— Start of AVAILABLE DATA —
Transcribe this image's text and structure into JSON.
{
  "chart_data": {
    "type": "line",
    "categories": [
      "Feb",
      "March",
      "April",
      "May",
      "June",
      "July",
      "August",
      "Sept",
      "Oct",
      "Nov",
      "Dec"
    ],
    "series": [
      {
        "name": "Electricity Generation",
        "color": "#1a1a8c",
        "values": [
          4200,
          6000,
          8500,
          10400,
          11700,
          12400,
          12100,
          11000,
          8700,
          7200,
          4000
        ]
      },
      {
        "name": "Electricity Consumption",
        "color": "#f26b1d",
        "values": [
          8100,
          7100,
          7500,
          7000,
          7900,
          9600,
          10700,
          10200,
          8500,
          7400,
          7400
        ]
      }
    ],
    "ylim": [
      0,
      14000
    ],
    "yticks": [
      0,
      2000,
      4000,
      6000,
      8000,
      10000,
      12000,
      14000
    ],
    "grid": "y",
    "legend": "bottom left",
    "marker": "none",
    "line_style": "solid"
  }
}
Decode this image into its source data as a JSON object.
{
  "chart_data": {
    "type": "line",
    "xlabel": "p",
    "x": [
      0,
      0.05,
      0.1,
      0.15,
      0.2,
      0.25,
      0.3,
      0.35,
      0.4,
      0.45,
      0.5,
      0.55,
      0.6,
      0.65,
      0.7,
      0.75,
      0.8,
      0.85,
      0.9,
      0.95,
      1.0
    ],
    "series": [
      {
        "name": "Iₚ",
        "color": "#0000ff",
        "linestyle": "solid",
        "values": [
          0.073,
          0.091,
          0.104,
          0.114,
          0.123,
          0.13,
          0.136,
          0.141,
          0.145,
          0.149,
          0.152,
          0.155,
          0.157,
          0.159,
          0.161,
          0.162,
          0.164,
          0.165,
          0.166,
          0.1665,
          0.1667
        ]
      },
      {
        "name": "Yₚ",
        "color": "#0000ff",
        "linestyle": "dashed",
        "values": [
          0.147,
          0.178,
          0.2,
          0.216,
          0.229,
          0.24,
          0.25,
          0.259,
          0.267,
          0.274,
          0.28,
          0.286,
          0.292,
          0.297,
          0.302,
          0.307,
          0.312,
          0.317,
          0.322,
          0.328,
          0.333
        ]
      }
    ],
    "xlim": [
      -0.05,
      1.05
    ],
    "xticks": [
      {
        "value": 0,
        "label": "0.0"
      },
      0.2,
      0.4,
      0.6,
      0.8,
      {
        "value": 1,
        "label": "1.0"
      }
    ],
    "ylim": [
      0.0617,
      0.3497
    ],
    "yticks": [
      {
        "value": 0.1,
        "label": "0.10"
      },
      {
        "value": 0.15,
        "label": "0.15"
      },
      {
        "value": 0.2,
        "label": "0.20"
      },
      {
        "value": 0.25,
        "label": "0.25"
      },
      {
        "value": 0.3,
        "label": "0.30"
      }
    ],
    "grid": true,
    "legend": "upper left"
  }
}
— End of AVAILABLE DATA —
## CHALLENGE
Reproduce each entry above exactly, keeping every word.

## WRITTEN RESPONSE
Transcribe this image's text and structure into JSON.
{
  "chart_data": {
    "type": "line",
    "categories": [
      "Feb",
      "March",
      "April",
      "May",
      "June",
      "July",
      "August",
      "Sept",
      "Oct",
      "Nov",
      "Dec"
    ],
    "series": [
      {
        "name": "Electricity Generation",
        "color": "#1a1a8c",
        "values": [
          4200,
          6000,
          8500,
          10400,
          11700,
          12400,
          12100,
          11000,
          8700,
          7200,
          4000
        ]
      },
      {
        "name": "Electricity Consumption",
        "color": "#f26b1d",
        "values": [
          8100,
          7100,
          7500,
          7000,
          7900,
          9600,
          10700,
          10200,
          8500,
          7400,
          7400
        ]
      }
    ],
    "ylim": [
      0,
      14000
    ],
    "yticks": [
      0,
      2000,
      4000,
      6000,
      8000,
      10000,
      12000,
      14000
    ],
    "grid": "y",
    "legend": "bottom left",
    "marker": "none",
    "line_style": "solid"
  }
}
Decode this image into its source data as a JSON object.
{
  "chart_data": {
    "type": "line",
    "xlabel": "p",
    "x": [
      0,
      0.05,
      0.1,
      0.15,
      0.2,
      0.25,
      0.3,
      0.35,
      0.4,
      0.45,
      0.5,
      0.55,
      0.6,
      0.65,
      0.7,
      0.75,
      0.8,
      0.85,
      0.9,
      0.95,
      1.0
    ],
    "series": [
      {
        "name": "Iₚ",
        "color": "#0000ff",
        "linestyle": "solid",
        "values": [
          0.073,
          0.091,
          0.104,
          0.114,
          0.123,
          0.13,
          0.136,
          0.141,
          0.145,
          0.149,
          0.152,
          0.155,
          0.157,
          0.159,
          0.161,
          0.162,
          0.164,
          0.165,
          0.166,
          0.1665,
          0.1667
        ]
      },
      {
        "name": "Yₚ",
        "color": "#0000ff",
        "linestyle": "dashed",
        "values": [
          0.147,
          0.178,
          0.2,
          0.216,
          0.229,
          0.24,
          0.25,
          0.259,
          0.267,
          0.274,
          0.28,
          0.286,
          0.292,
          0.297,
          0.302,
          0.307,
          0.312,
          0.317,
          0.322,
          0.328,
          0.333
        ]
      }
    ],
    "xlim": [
      -0.05,
      1.05
    ],
    "xticks": [
      {
        "value": 0,
        "label": "0.0"
      },
      0.2,
      0.4,
      0.6,
      0.8,
      {
        "value": 1,
        "label": "1.0"
      }
    ],
    "ylim": [
      0.0617,
      0.3497
    ],
    "yticks": [
      {
        "value": 0.1,
        "label": "0.10"
      },
      {
        "value": 0.15,
        "label": "0.15"
      },
      {
        "value": 0.2,
        "label": "0.20"
      },
      {
        "value": 0.25,
        "label": "0.25"
      },
      {
        "value": 0.3,
        "label": "0.30"
      }
    ],
    "grid": true,
    "legend": "upper left"
  }
}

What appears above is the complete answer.